# Problem statement
Go through the records and extract every line with the word "Rica".

▬▬▬▬▬▬▬▬▬▬

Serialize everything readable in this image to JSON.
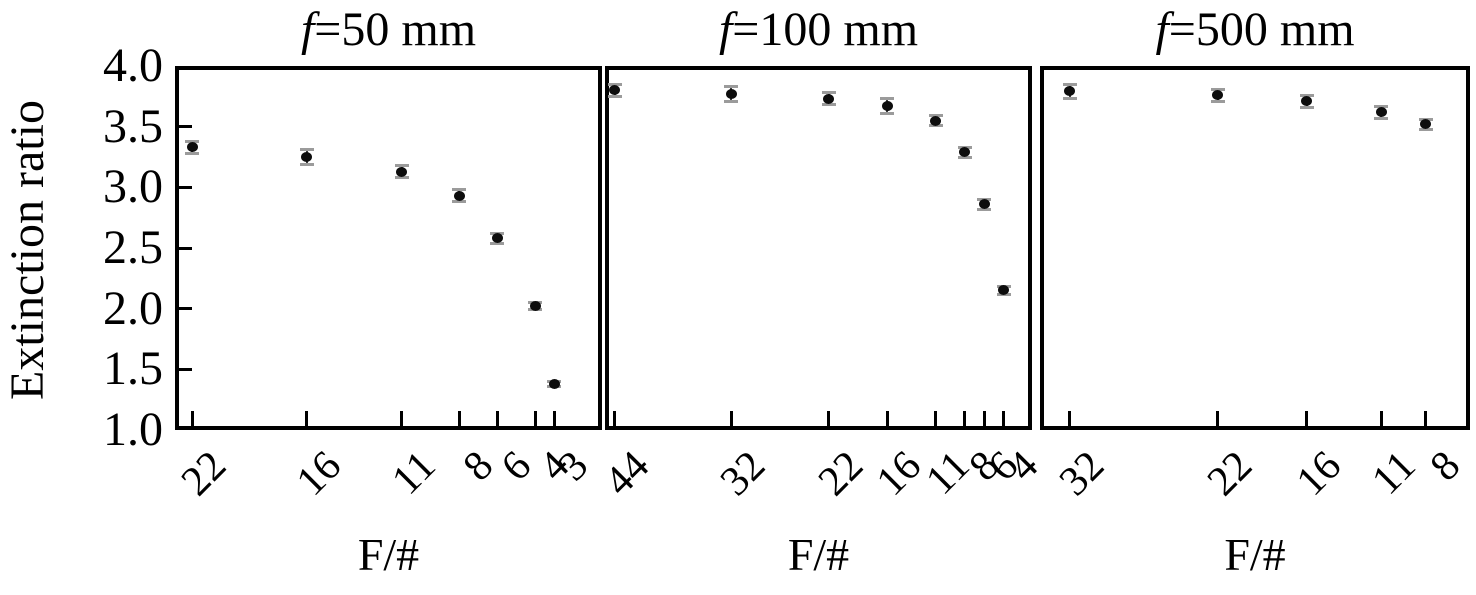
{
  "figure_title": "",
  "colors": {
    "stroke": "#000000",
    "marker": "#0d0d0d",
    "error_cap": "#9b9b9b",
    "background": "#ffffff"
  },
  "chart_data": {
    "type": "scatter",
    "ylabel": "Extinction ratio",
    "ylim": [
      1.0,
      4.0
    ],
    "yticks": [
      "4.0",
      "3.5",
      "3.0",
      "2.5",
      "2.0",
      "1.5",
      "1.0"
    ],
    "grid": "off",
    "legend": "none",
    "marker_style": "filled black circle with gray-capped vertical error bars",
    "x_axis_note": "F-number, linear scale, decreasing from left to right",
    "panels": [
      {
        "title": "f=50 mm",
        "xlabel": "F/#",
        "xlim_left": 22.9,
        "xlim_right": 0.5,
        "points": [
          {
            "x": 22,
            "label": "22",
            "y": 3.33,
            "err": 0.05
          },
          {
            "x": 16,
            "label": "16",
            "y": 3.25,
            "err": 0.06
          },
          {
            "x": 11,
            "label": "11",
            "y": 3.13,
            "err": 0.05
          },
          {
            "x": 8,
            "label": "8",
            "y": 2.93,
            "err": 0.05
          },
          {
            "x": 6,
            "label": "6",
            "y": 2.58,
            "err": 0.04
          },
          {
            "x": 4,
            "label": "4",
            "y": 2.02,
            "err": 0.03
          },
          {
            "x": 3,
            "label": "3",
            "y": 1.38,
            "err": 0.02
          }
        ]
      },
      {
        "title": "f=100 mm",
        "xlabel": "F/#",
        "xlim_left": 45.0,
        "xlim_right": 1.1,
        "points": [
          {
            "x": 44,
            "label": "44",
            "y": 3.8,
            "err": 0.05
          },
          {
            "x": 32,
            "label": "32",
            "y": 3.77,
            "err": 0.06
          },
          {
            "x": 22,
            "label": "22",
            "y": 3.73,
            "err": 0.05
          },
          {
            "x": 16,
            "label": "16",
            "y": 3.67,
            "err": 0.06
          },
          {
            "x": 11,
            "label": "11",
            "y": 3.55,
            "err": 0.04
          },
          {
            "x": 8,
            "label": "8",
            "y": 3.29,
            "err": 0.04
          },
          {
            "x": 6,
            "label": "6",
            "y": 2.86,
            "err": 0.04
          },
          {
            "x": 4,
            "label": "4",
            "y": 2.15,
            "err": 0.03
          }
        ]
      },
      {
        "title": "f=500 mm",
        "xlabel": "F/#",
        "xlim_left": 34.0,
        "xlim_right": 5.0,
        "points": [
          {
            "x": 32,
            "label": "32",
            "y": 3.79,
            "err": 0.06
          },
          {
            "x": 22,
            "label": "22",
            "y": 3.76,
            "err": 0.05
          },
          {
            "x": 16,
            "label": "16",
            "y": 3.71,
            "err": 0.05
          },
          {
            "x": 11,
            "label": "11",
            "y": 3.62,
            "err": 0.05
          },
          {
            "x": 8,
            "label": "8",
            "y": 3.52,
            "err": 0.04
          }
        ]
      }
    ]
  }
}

▬▬▬▬▬▬▬▬▬▬

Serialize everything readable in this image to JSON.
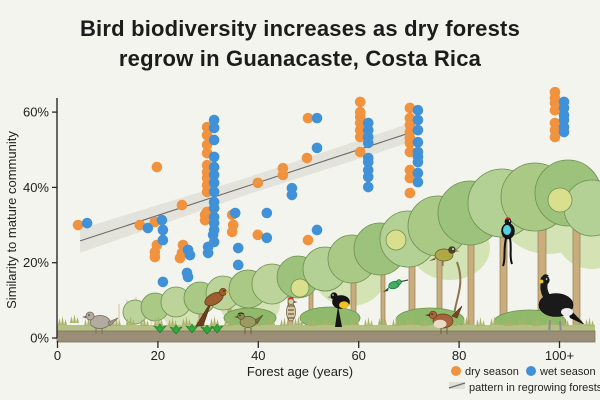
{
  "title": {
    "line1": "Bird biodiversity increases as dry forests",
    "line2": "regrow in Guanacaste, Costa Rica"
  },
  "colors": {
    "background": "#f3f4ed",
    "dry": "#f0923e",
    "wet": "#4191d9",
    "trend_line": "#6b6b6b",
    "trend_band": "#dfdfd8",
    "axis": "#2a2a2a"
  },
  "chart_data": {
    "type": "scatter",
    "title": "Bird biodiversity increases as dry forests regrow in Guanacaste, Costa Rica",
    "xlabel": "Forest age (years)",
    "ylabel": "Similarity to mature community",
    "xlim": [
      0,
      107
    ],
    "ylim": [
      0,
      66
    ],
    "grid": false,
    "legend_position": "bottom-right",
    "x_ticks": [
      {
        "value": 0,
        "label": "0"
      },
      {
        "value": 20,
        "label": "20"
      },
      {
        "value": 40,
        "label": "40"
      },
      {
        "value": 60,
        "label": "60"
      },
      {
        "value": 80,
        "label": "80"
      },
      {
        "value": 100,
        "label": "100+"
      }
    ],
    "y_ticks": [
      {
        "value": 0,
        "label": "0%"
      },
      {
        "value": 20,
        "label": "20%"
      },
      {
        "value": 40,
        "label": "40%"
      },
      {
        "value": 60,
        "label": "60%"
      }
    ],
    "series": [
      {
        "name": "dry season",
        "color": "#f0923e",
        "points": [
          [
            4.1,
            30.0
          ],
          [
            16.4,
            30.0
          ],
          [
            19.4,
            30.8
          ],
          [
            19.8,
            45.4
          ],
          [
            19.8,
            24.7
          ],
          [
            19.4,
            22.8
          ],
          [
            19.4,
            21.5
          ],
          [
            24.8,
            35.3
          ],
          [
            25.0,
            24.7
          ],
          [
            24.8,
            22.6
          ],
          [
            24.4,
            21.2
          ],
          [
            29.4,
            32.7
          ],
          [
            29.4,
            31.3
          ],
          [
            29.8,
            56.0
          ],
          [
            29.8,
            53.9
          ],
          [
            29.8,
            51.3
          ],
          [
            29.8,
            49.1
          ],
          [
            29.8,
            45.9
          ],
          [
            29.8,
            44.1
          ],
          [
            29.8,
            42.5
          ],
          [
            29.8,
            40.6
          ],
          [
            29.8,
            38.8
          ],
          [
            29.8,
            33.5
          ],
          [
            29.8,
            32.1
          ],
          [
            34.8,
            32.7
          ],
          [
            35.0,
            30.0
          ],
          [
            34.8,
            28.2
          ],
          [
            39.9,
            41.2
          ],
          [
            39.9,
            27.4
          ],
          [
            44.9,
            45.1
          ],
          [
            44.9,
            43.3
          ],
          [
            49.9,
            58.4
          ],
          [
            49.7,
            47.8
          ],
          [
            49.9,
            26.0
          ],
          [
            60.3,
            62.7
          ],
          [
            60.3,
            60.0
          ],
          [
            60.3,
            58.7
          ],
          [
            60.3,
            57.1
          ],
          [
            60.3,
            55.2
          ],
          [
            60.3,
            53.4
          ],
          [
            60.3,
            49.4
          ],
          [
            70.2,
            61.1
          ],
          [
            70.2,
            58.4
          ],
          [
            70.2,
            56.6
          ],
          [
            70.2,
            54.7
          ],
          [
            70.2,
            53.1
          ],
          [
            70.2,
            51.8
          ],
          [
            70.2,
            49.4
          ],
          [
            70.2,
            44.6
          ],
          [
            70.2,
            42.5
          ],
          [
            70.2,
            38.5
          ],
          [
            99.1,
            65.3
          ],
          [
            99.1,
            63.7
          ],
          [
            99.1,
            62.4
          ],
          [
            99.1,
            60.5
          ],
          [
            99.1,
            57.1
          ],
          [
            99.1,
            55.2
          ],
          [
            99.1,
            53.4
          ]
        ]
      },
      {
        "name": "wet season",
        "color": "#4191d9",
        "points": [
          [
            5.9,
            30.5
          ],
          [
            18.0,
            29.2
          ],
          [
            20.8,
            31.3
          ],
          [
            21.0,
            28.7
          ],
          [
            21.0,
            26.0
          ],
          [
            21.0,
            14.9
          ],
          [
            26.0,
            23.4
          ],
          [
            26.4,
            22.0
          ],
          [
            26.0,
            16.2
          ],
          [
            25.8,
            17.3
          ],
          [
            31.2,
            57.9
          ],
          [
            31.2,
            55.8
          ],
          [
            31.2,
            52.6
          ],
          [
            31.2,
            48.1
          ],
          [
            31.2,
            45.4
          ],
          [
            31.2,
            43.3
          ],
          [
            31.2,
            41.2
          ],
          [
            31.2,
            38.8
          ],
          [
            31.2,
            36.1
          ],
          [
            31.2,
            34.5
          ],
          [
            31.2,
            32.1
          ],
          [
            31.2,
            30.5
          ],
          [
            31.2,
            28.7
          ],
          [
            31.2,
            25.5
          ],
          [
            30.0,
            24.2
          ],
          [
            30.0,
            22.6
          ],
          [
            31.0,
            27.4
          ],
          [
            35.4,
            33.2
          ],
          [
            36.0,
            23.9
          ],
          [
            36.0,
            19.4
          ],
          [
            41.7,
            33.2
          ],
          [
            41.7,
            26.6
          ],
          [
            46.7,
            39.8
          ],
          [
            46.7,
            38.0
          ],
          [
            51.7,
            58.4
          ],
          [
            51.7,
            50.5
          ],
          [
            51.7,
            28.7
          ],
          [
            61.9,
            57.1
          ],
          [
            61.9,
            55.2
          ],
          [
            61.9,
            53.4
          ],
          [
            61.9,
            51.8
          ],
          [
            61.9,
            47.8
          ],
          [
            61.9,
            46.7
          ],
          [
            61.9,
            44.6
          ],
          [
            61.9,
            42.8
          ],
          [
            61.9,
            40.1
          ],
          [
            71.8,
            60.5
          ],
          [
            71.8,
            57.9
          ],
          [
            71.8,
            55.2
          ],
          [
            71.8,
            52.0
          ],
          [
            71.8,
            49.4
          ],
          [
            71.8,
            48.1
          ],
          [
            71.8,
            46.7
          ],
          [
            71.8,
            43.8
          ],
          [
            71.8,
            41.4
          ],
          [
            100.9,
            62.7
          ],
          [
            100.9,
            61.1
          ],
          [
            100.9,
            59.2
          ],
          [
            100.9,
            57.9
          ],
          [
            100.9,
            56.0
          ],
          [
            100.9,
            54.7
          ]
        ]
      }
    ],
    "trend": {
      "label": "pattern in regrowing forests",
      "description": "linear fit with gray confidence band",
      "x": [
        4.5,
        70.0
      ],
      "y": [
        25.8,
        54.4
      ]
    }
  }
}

▬▬▬▬▬▬▬▬▬▬

# Result for this task
    "line2": "regrow in Guanacaste, Costa Rica"
    "title": "Bird biodiversity increases as dry forests regrow in Guanacaste, Costa Rica",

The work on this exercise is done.